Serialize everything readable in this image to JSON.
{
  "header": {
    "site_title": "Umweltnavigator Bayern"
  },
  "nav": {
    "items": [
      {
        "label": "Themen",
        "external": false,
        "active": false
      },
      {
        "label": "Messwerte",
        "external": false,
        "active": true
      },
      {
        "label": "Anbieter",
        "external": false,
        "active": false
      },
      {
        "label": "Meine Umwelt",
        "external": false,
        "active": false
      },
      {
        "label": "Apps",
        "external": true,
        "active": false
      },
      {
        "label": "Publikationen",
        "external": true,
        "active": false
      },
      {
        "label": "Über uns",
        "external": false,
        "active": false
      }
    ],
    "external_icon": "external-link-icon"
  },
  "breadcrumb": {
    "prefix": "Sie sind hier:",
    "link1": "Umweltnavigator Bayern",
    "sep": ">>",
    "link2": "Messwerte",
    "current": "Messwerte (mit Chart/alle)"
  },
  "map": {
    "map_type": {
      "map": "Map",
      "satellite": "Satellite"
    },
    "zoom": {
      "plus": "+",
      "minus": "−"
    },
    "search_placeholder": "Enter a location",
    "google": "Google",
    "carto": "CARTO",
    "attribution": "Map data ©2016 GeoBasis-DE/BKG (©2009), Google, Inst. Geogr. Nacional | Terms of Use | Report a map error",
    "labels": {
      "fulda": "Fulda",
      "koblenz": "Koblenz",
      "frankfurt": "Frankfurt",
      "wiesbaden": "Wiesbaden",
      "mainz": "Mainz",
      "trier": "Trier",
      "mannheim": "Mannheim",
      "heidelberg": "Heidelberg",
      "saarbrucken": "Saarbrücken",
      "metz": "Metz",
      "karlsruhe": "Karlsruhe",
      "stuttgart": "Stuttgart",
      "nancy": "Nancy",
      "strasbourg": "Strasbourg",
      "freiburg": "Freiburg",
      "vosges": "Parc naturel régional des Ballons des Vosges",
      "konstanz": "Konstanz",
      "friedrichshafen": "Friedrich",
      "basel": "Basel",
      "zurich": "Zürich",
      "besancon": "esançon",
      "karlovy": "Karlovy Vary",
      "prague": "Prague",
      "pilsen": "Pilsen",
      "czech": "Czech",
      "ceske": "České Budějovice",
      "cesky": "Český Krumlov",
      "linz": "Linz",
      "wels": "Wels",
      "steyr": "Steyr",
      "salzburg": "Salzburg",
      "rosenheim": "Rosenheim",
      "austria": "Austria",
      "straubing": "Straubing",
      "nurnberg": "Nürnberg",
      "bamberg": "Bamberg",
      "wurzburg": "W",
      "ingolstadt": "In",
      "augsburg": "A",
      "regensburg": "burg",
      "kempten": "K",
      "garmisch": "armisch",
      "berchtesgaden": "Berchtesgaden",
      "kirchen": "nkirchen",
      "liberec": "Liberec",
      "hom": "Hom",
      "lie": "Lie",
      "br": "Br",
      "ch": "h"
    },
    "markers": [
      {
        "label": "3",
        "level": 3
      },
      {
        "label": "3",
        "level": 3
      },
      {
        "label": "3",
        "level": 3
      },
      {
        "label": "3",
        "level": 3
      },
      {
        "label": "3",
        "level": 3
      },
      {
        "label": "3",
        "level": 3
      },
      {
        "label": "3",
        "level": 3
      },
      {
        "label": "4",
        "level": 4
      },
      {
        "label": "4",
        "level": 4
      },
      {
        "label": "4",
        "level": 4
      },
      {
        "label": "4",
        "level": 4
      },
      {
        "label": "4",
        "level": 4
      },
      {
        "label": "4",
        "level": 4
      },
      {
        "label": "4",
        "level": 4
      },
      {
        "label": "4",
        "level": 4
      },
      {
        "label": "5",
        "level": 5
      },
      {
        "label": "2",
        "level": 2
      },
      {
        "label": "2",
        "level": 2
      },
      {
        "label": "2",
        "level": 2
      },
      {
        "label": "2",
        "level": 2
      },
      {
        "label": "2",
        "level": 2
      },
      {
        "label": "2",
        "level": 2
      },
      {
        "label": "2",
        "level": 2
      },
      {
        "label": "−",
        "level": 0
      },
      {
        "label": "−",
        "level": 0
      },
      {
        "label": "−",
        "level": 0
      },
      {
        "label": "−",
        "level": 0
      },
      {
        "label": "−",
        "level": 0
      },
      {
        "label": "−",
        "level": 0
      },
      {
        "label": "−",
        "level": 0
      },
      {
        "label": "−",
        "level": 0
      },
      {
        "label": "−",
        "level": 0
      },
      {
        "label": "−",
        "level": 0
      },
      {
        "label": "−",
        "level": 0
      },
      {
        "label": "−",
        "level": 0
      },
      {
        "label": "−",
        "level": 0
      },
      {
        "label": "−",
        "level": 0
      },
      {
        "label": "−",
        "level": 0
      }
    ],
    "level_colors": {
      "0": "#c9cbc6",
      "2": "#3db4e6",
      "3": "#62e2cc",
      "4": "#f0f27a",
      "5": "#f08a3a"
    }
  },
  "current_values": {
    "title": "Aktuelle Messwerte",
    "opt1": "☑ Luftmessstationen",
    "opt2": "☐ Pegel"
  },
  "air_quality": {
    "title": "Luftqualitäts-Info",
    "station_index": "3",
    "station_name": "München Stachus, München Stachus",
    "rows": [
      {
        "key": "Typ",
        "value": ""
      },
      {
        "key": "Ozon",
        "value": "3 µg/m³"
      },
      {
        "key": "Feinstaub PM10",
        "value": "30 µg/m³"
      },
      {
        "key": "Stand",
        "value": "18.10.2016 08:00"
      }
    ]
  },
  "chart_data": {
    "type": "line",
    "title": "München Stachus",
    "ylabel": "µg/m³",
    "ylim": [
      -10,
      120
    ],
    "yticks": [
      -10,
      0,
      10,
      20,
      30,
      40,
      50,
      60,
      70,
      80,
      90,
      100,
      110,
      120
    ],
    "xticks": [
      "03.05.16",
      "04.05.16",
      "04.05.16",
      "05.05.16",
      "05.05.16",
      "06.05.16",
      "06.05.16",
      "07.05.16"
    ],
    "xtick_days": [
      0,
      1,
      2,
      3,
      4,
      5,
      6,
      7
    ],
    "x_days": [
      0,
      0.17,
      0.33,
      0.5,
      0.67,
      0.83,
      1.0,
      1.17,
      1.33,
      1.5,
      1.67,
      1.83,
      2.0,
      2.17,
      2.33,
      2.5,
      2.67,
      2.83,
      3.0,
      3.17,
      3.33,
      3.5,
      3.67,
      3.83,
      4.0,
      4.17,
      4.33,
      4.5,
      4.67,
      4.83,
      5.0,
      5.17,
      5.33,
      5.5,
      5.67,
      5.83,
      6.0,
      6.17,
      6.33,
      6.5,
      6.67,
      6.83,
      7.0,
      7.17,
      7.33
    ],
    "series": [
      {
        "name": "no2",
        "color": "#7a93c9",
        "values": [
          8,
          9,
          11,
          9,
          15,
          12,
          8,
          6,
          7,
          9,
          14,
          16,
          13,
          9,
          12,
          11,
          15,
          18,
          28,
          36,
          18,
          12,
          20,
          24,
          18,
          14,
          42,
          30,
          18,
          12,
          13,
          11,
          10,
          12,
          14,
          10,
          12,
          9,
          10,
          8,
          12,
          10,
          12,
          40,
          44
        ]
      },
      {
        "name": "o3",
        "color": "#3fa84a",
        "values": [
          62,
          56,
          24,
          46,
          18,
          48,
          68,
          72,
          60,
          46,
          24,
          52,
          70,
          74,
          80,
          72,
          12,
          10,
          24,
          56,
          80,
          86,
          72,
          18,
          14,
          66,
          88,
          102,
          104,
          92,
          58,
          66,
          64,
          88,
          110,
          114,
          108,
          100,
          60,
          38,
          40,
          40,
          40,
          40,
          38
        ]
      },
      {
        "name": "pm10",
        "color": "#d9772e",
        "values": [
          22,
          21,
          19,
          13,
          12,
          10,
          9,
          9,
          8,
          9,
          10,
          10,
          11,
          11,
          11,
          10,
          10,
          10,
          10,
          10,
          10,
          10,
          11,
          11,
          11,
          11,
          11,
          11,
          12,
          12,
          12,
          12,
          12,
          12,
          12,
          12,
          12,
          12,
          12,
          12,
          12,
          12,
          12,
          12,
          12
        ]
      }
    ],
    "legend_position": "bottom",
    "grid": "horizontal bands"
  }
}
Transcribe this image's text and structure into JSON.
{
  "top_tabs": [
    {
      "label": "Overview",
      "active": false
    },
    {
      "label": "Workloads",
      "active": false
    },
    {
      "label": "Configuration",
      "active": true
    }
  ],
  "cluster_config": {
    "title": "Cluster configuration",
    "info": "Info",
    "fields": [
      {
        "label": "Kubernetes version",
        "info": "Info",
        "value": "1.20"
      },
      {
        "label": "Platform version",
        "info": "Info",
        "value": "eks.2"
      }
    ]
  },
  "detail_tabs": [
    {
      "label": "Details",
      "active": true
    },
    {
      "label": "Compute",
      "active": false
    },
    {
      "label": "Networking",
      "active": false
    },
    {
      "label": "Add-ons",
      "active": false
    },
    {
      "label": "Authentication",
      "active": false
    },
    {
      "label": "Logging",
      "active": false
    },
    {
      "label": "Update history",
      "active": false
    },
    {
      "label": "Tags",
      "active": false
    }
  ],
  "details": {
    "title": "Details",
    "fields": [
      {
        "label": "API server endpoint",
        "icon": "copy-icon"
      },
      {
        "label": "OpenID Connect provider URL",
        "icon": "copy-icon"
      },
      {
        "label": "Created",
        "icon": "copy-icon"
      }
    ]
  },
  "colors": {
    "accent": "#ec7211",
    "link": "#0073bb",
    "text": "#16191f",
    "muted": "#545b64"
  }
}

-- Work required --
Pick out the lines containing the word "version" and show them.

-- Task result --
        "label": "Kubernetes version",
        "label": "Platform version",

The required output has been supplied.